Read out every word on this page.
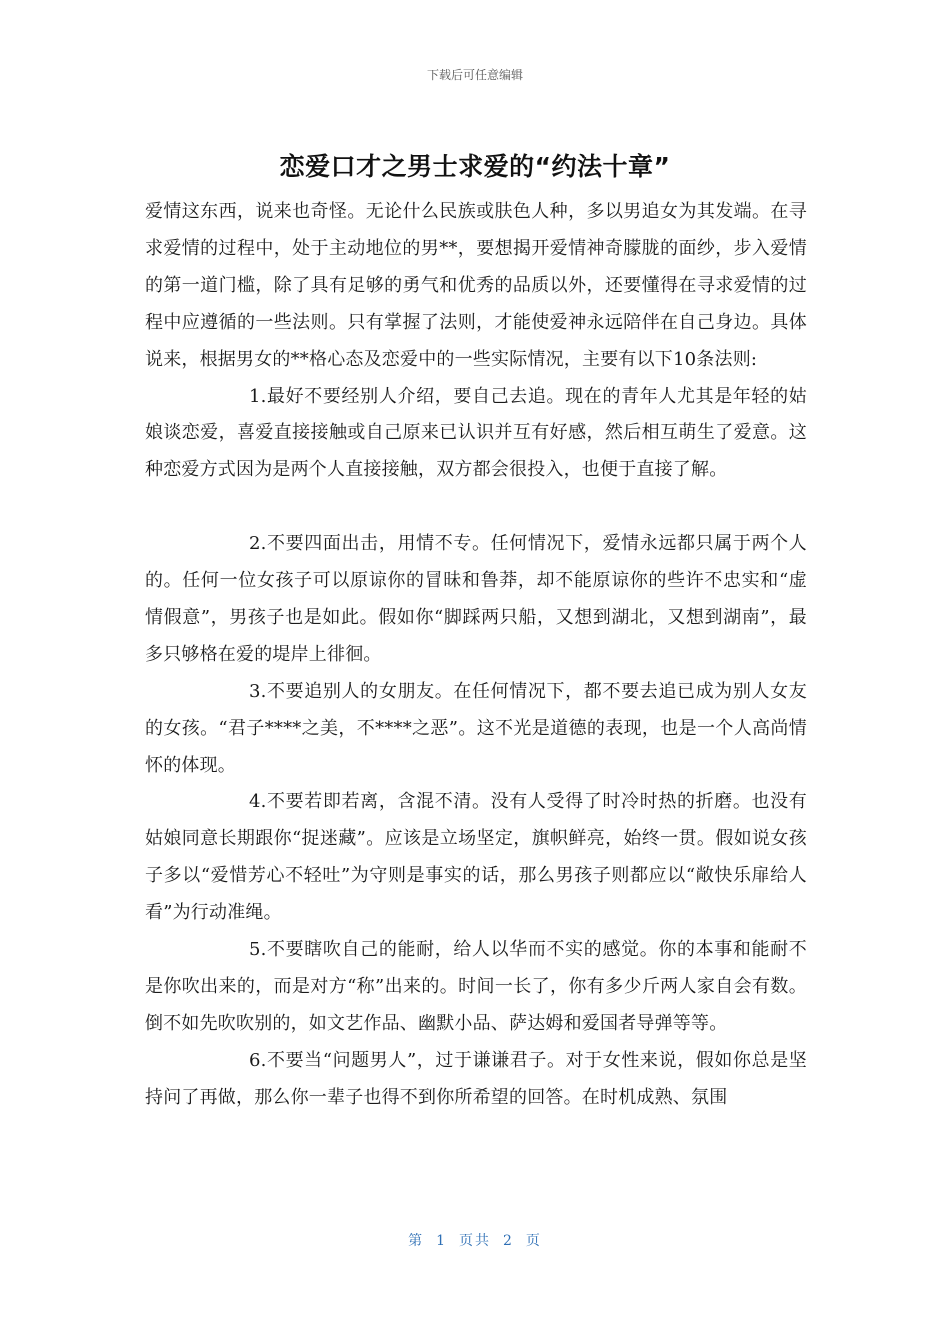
下载后可任意编辑
恋爱口才之男士求爱的“约法十章”

爱情这东西，说来也奇怪。无论什么民族或肤色人种，多以男追女为其发端。在寻求爱情的过程中，处于主动地位的男**，要想揭开爱情神奇朦胧的面纱，步入爱情的第一道门槛，除了具有足够的勇气和优秀的品质以外，还要懂得在寻求爱情的过程中应遵循的一些法则。只有掌握了法则，才能使爱神永远陪伴在自己身边。具体说来，根据男女的**格心态及恋爱中的一些实际情况，主要有以下10条法则:

1.最好不要经别人介绍，要自己去追。现在的青年人尤其是年轻的姑娘谈恋爱，喜爱直接接触或自己原来已认识并互有好感，然后相互萌生了爱意。这种恋爱方式因为是两个人直接接触，双方都会很投入，也便于直接了解。

2.不要四面出击，用情不专。任何情况下，爱情永远都只属于两个人的。任何一位女孩子可以原谅你的冒昧和鲁莽，却不能原谅你的些许不忠实和“虚情假意”，男孩子也是如此。假如你“脚踩两只船，又想到湖北，又想到湖南”，最多只够格在爱的堤岸上徘徊。

3.不要追别人的女朋友。在任何情况下，都不要去追已成为别人女友的女孩。“君子****之美，不****之恶”。这不光是道德的表现，也是一个人高尚情怀的体现。

4.不要若即若离，含混不清。没有人受得了时冷时热的折磨。也没有姑娘同意长期跟你“捉迷藏”。应该是立场坚定，旗帜鲜亮，始终一贯。假如说女孩子多以“爱惜芳心不轻吐”为守则是事实的话，那么男孩子则都应以“敞快乐扉给人看”为行动准绳。

5.不要瞎吹自己的能耐，给人以华而不实的感觉。你的本事和能耐不是你吹出来的，而是对方“称”出来的。时间一长了，你有多少斤两人家自会有数。倒不如先吹吹别的，如文艺作品、幽默小品、萨达姆和爱国者导弹等等。

6.不要当“问题男人”，过于谦谦君子。对于女性来说，假如你总是坚持问了再做，那么你一辈子也得不到你所希望的回答。在时机成熟、氛围

第 1 页共 2 页
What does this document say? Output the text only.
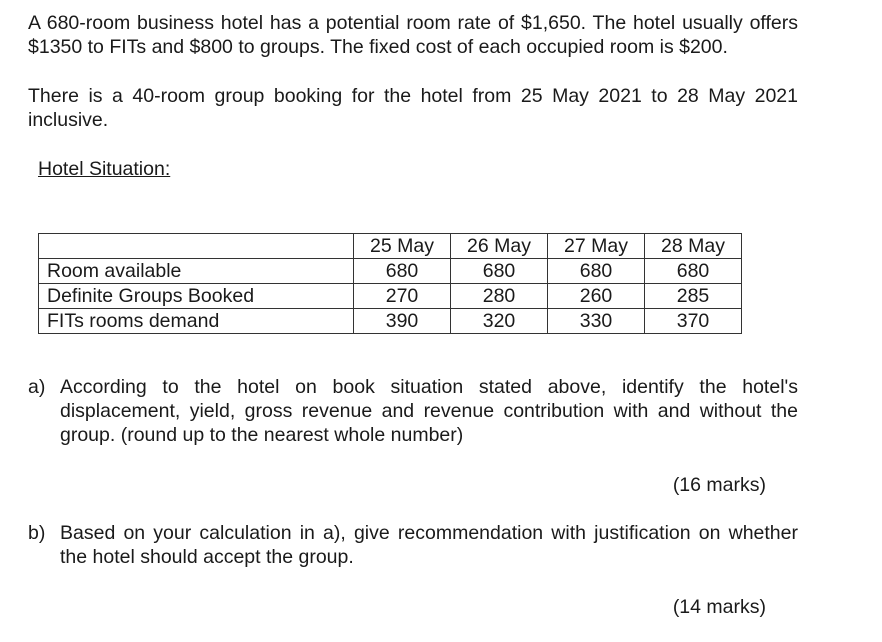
A 680-room business hotel has a potential room rate of $1,650. The hotel usually offers $1350 to FITs and $800 to groups. The fixed cost of each occupied room is $200.

There is a 40-room group booking for the hotel from 25 May 2021 to 28 May 2021 inclusive.

Hotel Situation:
	25 May	26 May	27 May	28 May
Room available	680	680	680	680
Definite Groups Booked	270	280	260	285
FITs rooms demand	390	320	330	370
a) According to the hotel on book situation stated above, identify the hotel's displacement, yield, gross revenue and revenue contribution with and without the group. (round up to the nearest whole number)
(16 marks)
b) Based on your calculation in a), give recommendation with justification on whether the hotel should accept the group.
(14 marks)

▶ **WHAT THE TASK ASKS**:
In the copy, include no pictures; restate the listing above exactly.

▶ **FULL OUTPUT**:
Read out every word on this page.
下载后可任意编辑
恋爱口才之男士求爱的“约法十章”

爱情这东西，说来也奇怪。无论什么民族或肤色人种，多以男追女为其发端。在寻求爱情的过程中，处于主动地位的男**，要想揭开爱情神奇朦胧的面纱，步入爱情的第一道门槛，除了具有足够的勇气和优秀的品质以外，还要懂得在寻求爱情的过程中应遵循的一些法则。只有掌握了法则，才能使爱神永远陪伴在自己身边。具体说来，根据男女的**格心态及恋爱中的一些实际情况，主要有以下10条法则:

1.最好不要经别人介绍，要自己去追。现在的青年人尤其是年轻的姑娘谈恋爱，喜爱直接接触或自己原来已认识并互有好感，然后相互萌生了爱意。这种恋爱方式因为是两个人直接接触，双方都会很投入，也便于直接了解。

2.不要四面出击，用情不专。任何情况下，爱情永远都只属于两个人的。任何一位女孩子可以原谅你的冒昧和鲁莽，却不能原谅你的些许不忠实和“虚情假意”，男孩子也是如此。假如你“脚踩两只船，又想到湖北，又想到湖南”，最多只够格在爱的堤岸上徘徊。

3.不要追别人的女朋友。在任何情况下，都不要去追已成为别人女友的女孩。“君子****之美，不****之恶”。这不光是道德的表现，也是一个人高尚情怀的体现。

4.不要若即若离，含混不清。没有人受得了时冷时热的折磨。也没有姑娘同意长期跟你“捉迷藏”。应该是立场坚定，旗帜鲜亮，始终一贯。假如说女孩子多以“爱惜芳心不轻吐”为守则是事实的话，那么男孩子则都应以“敞快乐扉给人看”为行动准绳。

5.不要瞎吹自己的能耐，给人以华而不实的感觉。你的本事和能耐不是你吹出来的，而是对方“称”出来的。时间一长了，你有多少斤两人家自会有数。倒不如先吹吹别的，如文艺作品、幽默小品、萨达姆和爱国者导弹等等。

6.不要当“问题男人”，过于谦谦君子。对于女性来说，假如你总是坚持问了再做，那么你一辈子也得不到你所希望的回答。在时机成熟、氛围

第 1 页共 2 页
What does this document say? Output the text only.
A 680-room business hotel has a potential room rate of $1,650. The hotel usually offers $1350 to FITs and $800 to groups. The fixed cost of each occupied room is $200.

There is a 40-room group booking for the hotel from 25 May 2021 to 28 May 2021 inclusive.

Hotel Situation:
	25 May	26 May	27 May	28 May
Room available	680	680	680	680
Definite Groups Booked	270	280	260	285
FITs rooms demand	390	320	330	370
a) According to the hotel on book situation stated above, identify the hotel's displacement, yield, gross revenue and revenue contribution with and without the group. (round up to the nearest whole number)
(16 marks)
b) Based on your calculation in a), give recommendation with justification on whether the hotel should accept the group.
(14 marks)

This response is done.